• **EXERCISE INPUTS**
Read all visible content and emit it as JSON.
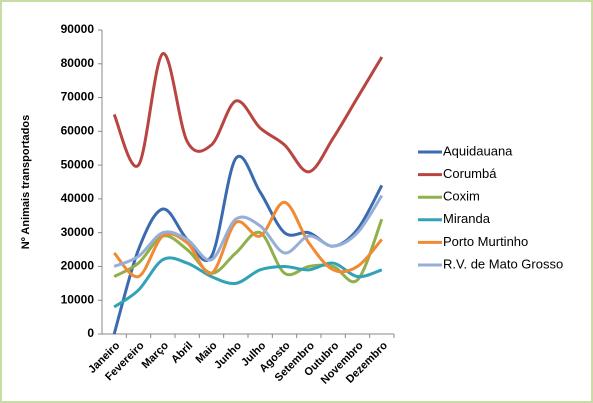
{
  "chart_data": {
    "type": "line",
    "y_label": "Nº Animais transportados",
    "categories": [
      "Janeiro",
      "Fevereiro",
      "Março",
      "Abril",
      "Maio",
      "Junho",
      "Julho",
      "Agosto",
      "Setembro",
      "Outubro",
      "Novembro",
      "Dezembro"
    ],
    "series": [
      {
        "name": "Aquidauana",
        "color": "#3a6aaf",
        "values": [
          0,
          25000,
          37000,
          28000,
          23000,
          52000,
          42000,
          30000,
          30000,
          26000,
          31000,
          44000
        ]
      },
      {
        "name": "Corumbá",
        "color": "#b84542",
        "values": [
          65000,
          50000,
          83000,
          57000,
          56000,
          69000,
          61000,
          56000,
          48000,
          58000,
          70000,
          82000
        ]
      },
      {
        "name": "Coxim",
        "color": "#8fb04a",
        "values": [
          17000,
          21000,
          29000,
          25000,
          18000,
          24000,
          30000,
          18000,
          20000,
          20000,
          16000,
          34000
        ]
      },
      {
        "name": "Miranda",
        "color": "#32a2b7",
        "values": [
          8000,
          13000,
          22000,
          21000,
          17000,
          15000,
          19000,
          20000,
          19000,
          21000,
          17000,
          19000
        ]
      },
      {
        "name": "Porto Murtinho",
        "color": "#f08a33",
        "values": [
          24000,
          17000,
          29000,
          27000,
          18000,
          33000,
          29000,
          39000,
          27000,
          19000,
          20000,
          28000
        ]
      },
      {
        "name": "R.V. de Mato Grosso",
        "color": "#96afd8",
        "values": [
          20000,
          23000,
          30000,
          28000,
          22000,
          34000,
          32000,
          24000,
          29000,
          26000,
          30000,
          41000
        ]
      }
    ],
    "ylim": [
      0,
      90000
    ],
    "yticks": [
      0,
      10000,
      20000,
      30000,
      40000,
      50000,
      60000,
      70000,
      80000,
      90000
    ],
    "grid": false,
    "legend": "right",
    "smooth": true
  }
}
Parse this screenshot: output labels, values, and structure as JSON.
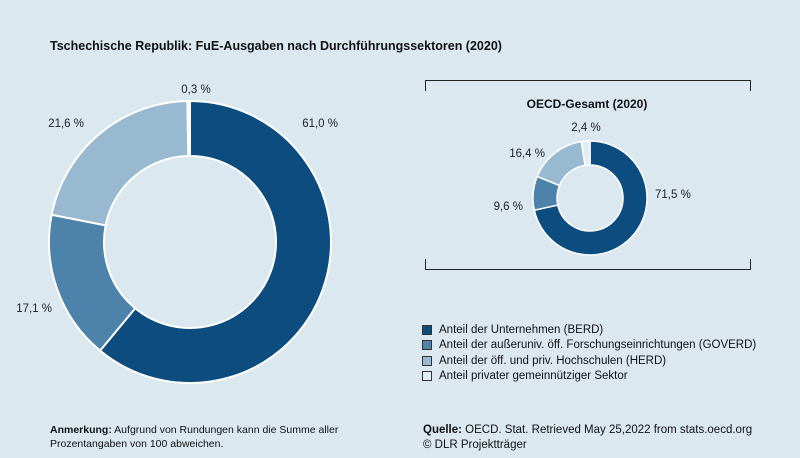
{
  "title": "Tschechische Republik: FuE-Ausgaben nach Durchführungssektoren (2020)",
  "oecd_title": "OECD-Gesamt (2020)",
  "colors": {
    "BERD": "#0d4c7e",
    "GOVERD": "#4d82aa",
    "HERD": "#99b9d1",
    "private": "#e3edf4"
  },
  "chart_data": [
    {
      "type": "pie",
      "title": "Tschechische Republik: FuE-Ausgaben nach Durchführungssektoren (2020)",
      "donut": true,
      "categories": [
        "Anteil der Unternehmen (BERD)",
        "Anteil der außeruniv. öff. Forschungseinrichtungen (GOVERD)",
        "Anteil der öff. und priv. Hochschulen (HERD)",
        "Anteil privater gemeinnütziger Sektor"
      ],
      "values": [
        61.0,
        17.1,
        21.6,
        0.3
      ],
      "labels": [
        "61,0 %",
        "17,1 %",
        "21,6 %",
        "0,3 %"
      ]
    },
    {
      "type": "pie",
      "title": "OECD-Gesamt (2020)",
      "donut": true,
      "categories": [
        "Anteil der Unternehmen (BERD)",
        "Anteil der außeruniv. öff. Forschungseinrichtungen (GOVERD)",
        "Anteil der öff. und priv. Hochschulen (HERD)",
        "Anteil privater gemeinnütziger Sektor"
      ],
      "values": [
        71.5,
        9.6,
        16.4,
        2.4
      ],
      "labels": [
        "71,5 %",
        "9,6 %",
        "16,4 %",
        "2,4 %"
      ]
    }
  ],
  "legend": [
    {
      "label": "Anteil der Unternehmen (BERD)"
    },
    {
      "label": "Anteil der außeruniv. öff. Forschungseinrichtungen (GOVERD)"
    },
    {
      "label": "Anteil der öff. und priv. Hochschulen (HERD)"
    },
    {
      "label": "Anteil privater gemeinnütziger Sektor"
    }
  ],
  "note": {
    "label": "Anmerkung:",
    "text": " Aufgrund von Rundungen kann die Summe aller Prozentangaben von 100 abweichen."
  },
  "source": {
    "label": "Quelle:",
    "text": " OECD. Stat. Retrieved May 25,2022 from stats.oecd.org",
    "copyright": "© DLR Projektträger"
  }
}
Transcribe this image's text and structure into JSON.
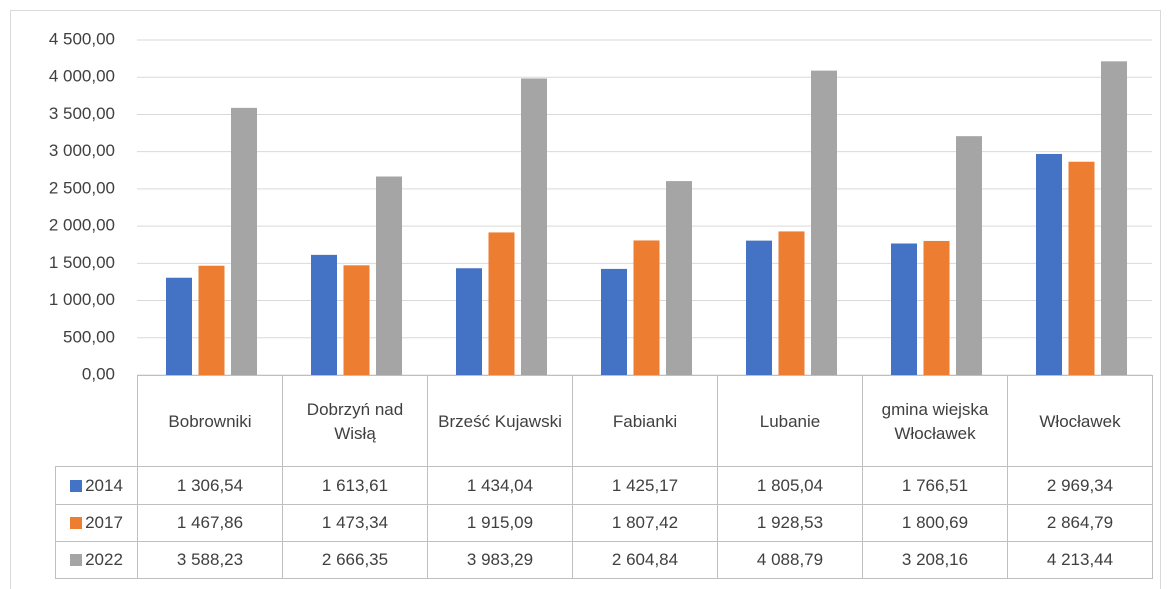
{
  "chart_data": {
    "type": "bar",
    "categories": [
      "Bobrowniki",
      "Dobrzyń nad Wisłą",
      "Brześć Kujawski",
      "Fabianki",
      "Lubanie",
      "gmina wiejska Włocławek",
      "Włocławek"
    ],
    "series": [
      {
        "name": "2014",
        "color": "#4472c4",
        "values": [
          1306.54,
          1613.61,
          1434.04,
          1425.17,
          1805.04,
          1766.51,
          2969.34
        ],
        "value_labels": [
          "1 306,54",
          "1 613,61",
          "1 434,04",
          "1 425,17",
          "1 805,04",
          "1 766,51",
          "2 969,34"
        ]
      },
      {
        "name": "2017",
        "color": "#ed7d31",
        "values": [
          1467.86,
          1473.34,
          1915.09,
          1807.42,
          1928.53,
          1800.69,
          2864.79
        ],
        "value_labels": [
          "1 467,86",
          "1 473,34",
          "1 915,09",
          "1 807,42",
          "1 928,53",
          "1 800,69",
          "2 864,79"
        ]
      },
      {
        "name": "2022",
        "color": "#a5a5a5",
        "values": [
          3588.23,
          2666.35,
          3983.29,
          2604.84,
          4088.79,
          3208.16,
          4213.44
        ],
        "value_labels": [
          "3 588,23",
          "2 666,35",
          "3 983,29",
          "2 604,84",
          "4 088,79",
          "3 208,16",
          "4 213,44"
        ]
      }
    ],
    "ylim": [
      0,
      4500
    ],
    "yticks": [
      {
        "value": 0,
        "label": "0,00"
      },
      {
        "value": 500,
        "label": "500,00"
      },
      {
        "value": 1000,
        "label": "1 000,00"
      },
      {
        "value": 1500,
        "label": "1 500,00"
      },
      {
        "value": 2000,
        "label": "2 000,00"
      },
      {
        "value": 2500,
        "label": "2 500,00"
      },
      {
        "value": 3000,
        "label": "3 000,00"
      },
      {
        "value": 3500,
        "label": "3 500,00"
      },
      {
        "value": 4000,
        "label": "4 000,00"
      },
      {
        "value": 4500,
        "label": "4 500,00"
      }
    ],
    "grid": true,
    "data_table": true
  }
}
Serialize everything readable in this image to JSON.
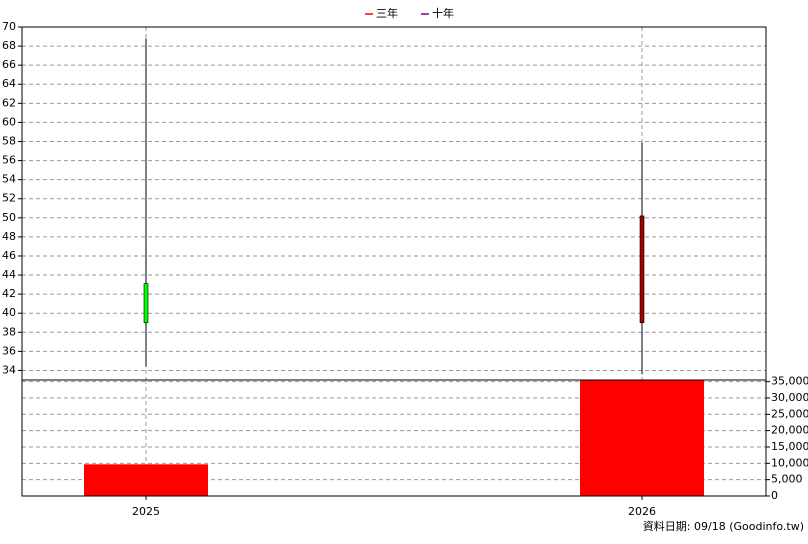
{
  "chart_data": [
    {
      "type": "candlestick",
      "categories": [
        "2025",
        "2026"
      ],
      "open": [
        43.1,
        39.0
      ],
      "high": [
        68.8,
        57.9
      ],
      "low": [
        34.4,
        33.6
      ],
      "close": [
        39.0,
        50.2
      ],
      "up_color": "#a00000",
      "down_color": "#00ff00",
      "series": [
        {
          "name": "三年",
          "color": "#ff0000",
          "values": [
            null,
            null
          ]
        },
        {
          "name": "十年",
          "color": "#800080",
          "values": [
            null,
            null
          ]
        }
      ],
      "ylim": [
        33,
        70
      ],
      "yticks": [
        34,
        36,
        38,
        40,
        42,
        44,
        46,
        48,
        50,
        52,
        54,
        56,
        58,
        60,
        62,
        64,
        66,
        68,
        70
      ],
      "grid": true,
      "legend": "top"
    },
    {
      "type": "bar",
      "categories": [
        "2025",
        "2026"
      ],
      "values": [
        9700,
        35400
      ],
      "color": "#ff0000",
      "ylim": [
        0,
        35500
      ],
      "yticks": [
        0,
        {
          "value": 5000,
          "label": "5,000"
        },
        {
          "value": 10000,
          "label": "10,000"
        },
        {
          "value": 15000,
          "label": "15,000"
        },
        {
          "value": 20000,
          "label": "20,000"
        },
        {
          "value": 25000,
          "label": "25,000"
        },
        {
          "value": 30000,
          "label": "30,000"
        },
        {
          "value": 35000,
          "label": "35,000"
        }
      ],
      "grid": true
    }
  ],
  "footer": "資料日期: 09/18 (Goodinfo.tw)"
}
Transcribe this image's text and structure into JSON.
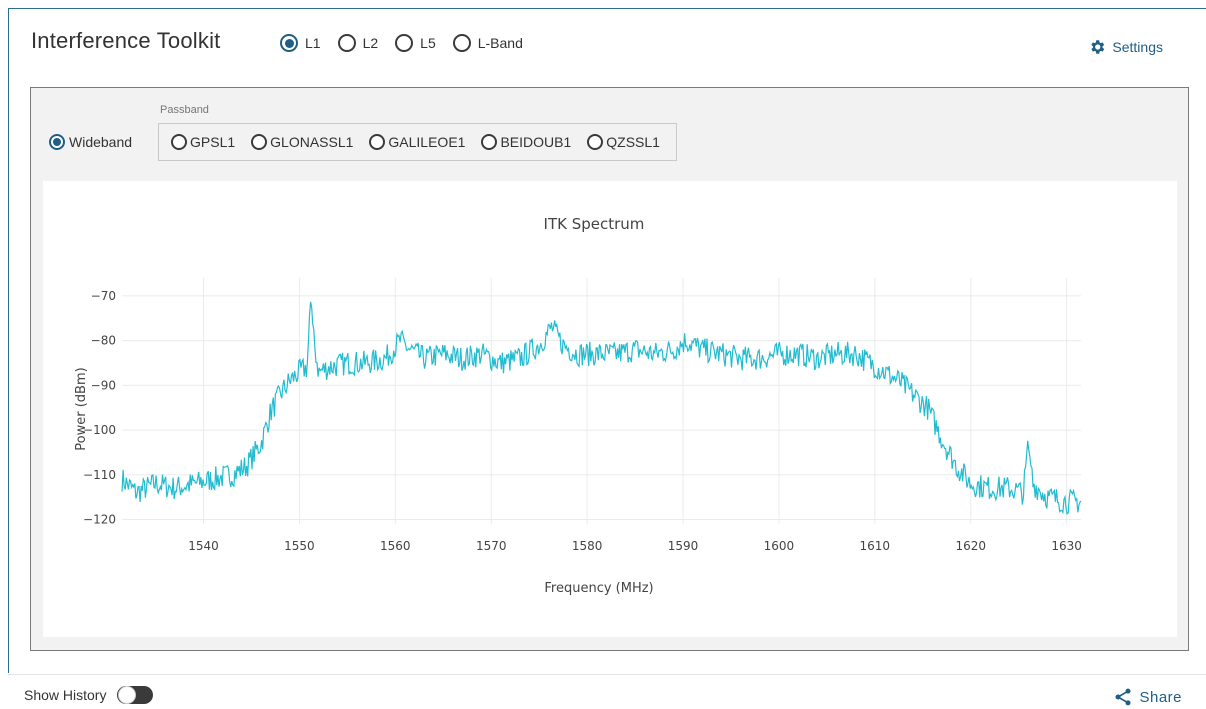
{
  "header": {
    "title": "Interference Toolkit",
    "bands": [
      {
        "label": "L1",
        "checked": true
      },
      {
        "label": "L2",
        "checked": false
      },
      {
        "label": "L5",
        "checked": false
      },
      {
        "label": "L-Band",
        "checked": false
      }
    ],
    "settings_label": "Settings",
    "settings_icon": "gear-icon"
  },
  "filters": {
    "wideband_label": "Wideband",
    "wideband_checked": true,
    "passband_label": "Passband",
    "passband_options": [
      {
        "label": "GPSL1",
        "checked": false
      },
      {
        "label": "GLONASSL1",
        "checked": false
      },
      {
        "label": "GALILEOE1",
        "checked": false
      },
      {
        "label": "BEIDOUB1",
        "checked": false
      },
      {
        "label": "QZSSL1",
        "checked": false
      }
    ]
  },
  "footer": {
    "show_history_label": "Show History",
    "show_history_on": false,
    "share_label": "Share",
    "share_icon": "share-icon"
  },
  "colors": {
    "accent": "#1f5e85",
    "trace": "#22bcd0",
    "panel_bg": "#f2f2f2"
  },
  "chart_data": {
    "type": "line",
    "title": "ITK Spectrum",
    "xlabel": "Frequency (MHz)",
    "ylabel": "Power (dBm)",
    "xlim": [
      1531.5,
      1631.5
    ],
    "ylim": [
      -121,
      -66
    ],
    "xticks": [
      1540,
      1550,
      1560,
      1570,
      1580,
      1590,
      1600,
      1610,
      1620,
      1630
    ],
    "yticks": [
      -70,
      -80,
      -90,
      -100,
      -110,
      -120
    ],
    "grid": true,
    "series": [
      {
        "x": [
          1531.5,
          1533,
          1535,
          1537,
          1539,
          1541,
          1543,
          1544.5,
          1546,
          1547,
          1548,
          1549,
          1550,
          1550.8,
          1551.2,
          1551.5,
          1552,
          1553,
          1555,
          1557,
          1559,
          1560.5,
          1561.5,
          1563,
          1565,
          1567,
          1569,
          1571,
          1573,
          1575,
          1576.3,
          1577.5,
          1579,
          1581,
          1583,
          1585,
          1587,
          1589,
          1590.3,
          1592,
          1594,
          1596,
          1598,
          1600,
          1602,
          1604,
          1606,
          1608,
          1609.5,
          1611,
          1612.5,
          1614,
          1615.5,
          1617,
          1618.5,
          1620,
          1622,
          1624,
          1625.5,
          1626,
          1626.5,
          1628,
          1630,
          1631.5
        ],
        "values": [
          -111,
          -114,
          -112,
          -113,
          -112,
          -111,
          -110,
          -108,
          -103,
          -96,
          -92,
          -89,
          -87,
          -86,
          -70,
          -80,
          -87,
          -86,
          -85,
          -85,
          -84,
          -80,
          -82,
          -84,
          -83,
          -84,
          -83,
          -85,
          -84,
          -81,
          -77,
          -81,
          -83,
          -83,
          -83,
          -82,
          -83,
          -82,
          -80,
          -82,
          -83,
          -84,
          -84,
          -83,
          -83,
          -84,
          -83,
          -83,
          -85,
          -87,
          -89,
          -92,
          -95,
          -102,
          -108,
          -112,
          -113,
          -113,
          -114,
          -103,
          -112,
          -115,
          -116,
          -116
        ]
      }
    ]
  }
}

• **EXERCISE REQUIREMENTS**
From the entries above, copy every line that holds the word "icon".

• **WRITTEN RESPONSE**
    "settings_icon": "gear-icon"
    "share_icon": "share-icon"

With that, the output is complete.